= Aim =
From the entries below, count the lines with "color". Write only the count.

Chart and figure data:
* * *
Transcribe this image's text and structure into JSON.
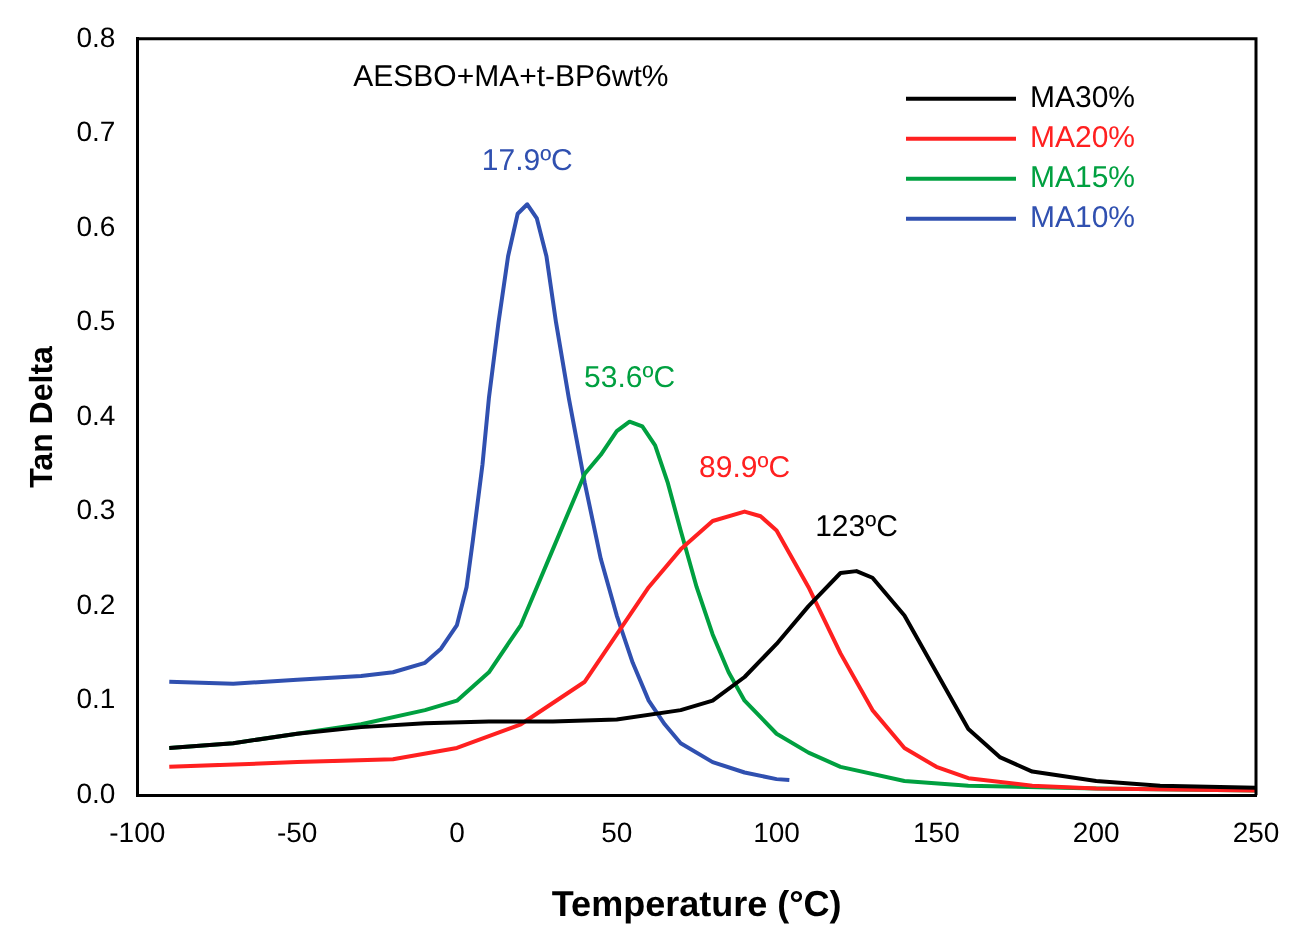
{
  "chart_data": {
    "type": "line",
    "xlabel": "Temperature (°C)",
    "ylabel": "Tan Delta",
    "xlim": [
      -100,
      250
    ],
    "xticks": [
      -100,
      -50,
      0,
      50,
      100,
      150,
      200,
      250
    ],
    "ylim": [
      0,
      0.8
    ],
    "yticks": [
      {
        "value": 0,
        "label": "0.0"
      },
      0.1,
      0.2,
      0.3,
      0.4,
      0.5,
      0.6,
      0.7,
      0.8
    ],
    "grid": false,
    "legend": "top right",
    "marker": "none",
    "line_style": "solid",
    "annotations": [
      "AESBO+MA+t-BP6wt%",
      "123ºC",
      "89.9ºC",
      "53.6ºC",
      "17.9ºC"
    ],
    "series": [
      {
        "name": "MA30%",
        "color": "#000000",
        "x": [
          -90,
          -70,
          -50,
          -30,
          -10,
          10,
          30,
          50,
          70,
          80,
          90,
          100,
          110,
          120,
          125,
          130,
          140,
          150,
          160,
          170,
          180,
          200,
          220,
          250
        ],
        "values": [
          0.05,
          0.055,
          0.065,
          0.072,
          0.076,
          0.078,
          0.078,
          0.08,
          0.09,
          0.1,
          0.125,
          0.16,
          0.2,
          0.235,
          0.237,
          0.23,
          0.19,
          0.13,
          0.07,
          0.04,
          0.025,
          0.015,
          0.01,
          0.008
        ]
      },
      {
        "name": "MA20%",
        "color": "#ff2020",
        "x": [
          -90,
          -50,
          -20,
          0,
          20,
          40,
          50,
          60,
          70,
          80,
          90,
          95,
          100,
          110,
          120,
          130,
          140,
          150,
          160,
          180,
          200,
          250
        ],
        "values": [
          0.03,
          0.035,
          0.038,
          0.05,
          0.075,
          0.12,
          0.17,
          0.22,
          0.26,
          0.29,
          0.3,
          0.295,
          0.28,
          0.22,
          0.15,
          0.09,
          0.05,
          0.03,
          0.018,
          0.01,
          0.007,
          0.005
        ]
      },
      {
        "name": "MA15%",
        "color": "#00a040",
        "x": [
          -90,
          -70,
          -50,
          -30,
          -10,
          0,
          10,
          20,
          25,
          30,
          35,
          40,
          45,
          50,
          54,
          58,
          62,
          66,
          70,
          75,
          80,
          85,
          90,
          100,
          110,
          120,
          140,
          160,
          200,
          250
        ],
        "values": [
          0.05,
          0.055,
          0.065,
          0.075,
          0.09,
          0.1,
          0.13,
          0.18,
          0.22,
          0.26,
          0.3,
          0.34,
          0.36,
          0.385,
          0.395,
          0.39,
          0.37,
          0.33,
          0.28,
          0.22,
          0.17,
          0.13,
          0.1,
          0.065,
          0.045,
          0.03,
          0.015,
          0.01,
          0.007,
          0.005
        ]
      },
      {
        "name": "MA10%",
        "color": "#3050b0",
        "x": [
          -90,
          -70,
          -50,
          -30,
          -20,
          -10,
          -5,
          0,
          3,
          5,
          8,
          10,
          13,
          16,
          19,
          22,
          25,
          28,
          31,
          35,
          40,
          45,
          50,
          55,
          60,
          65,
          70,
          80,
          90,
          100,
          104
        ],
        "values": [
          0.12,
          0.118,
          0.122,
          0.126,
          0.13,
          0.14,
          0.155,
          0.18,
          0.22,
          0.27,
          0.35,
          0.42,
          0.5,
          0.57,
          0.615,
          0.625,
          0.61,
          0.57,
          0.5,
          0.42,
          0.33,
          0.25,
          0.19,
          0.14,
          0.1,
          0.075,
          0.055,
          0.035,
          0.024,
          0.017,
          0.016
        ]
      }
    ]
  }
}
* * *
= Correct answer =
4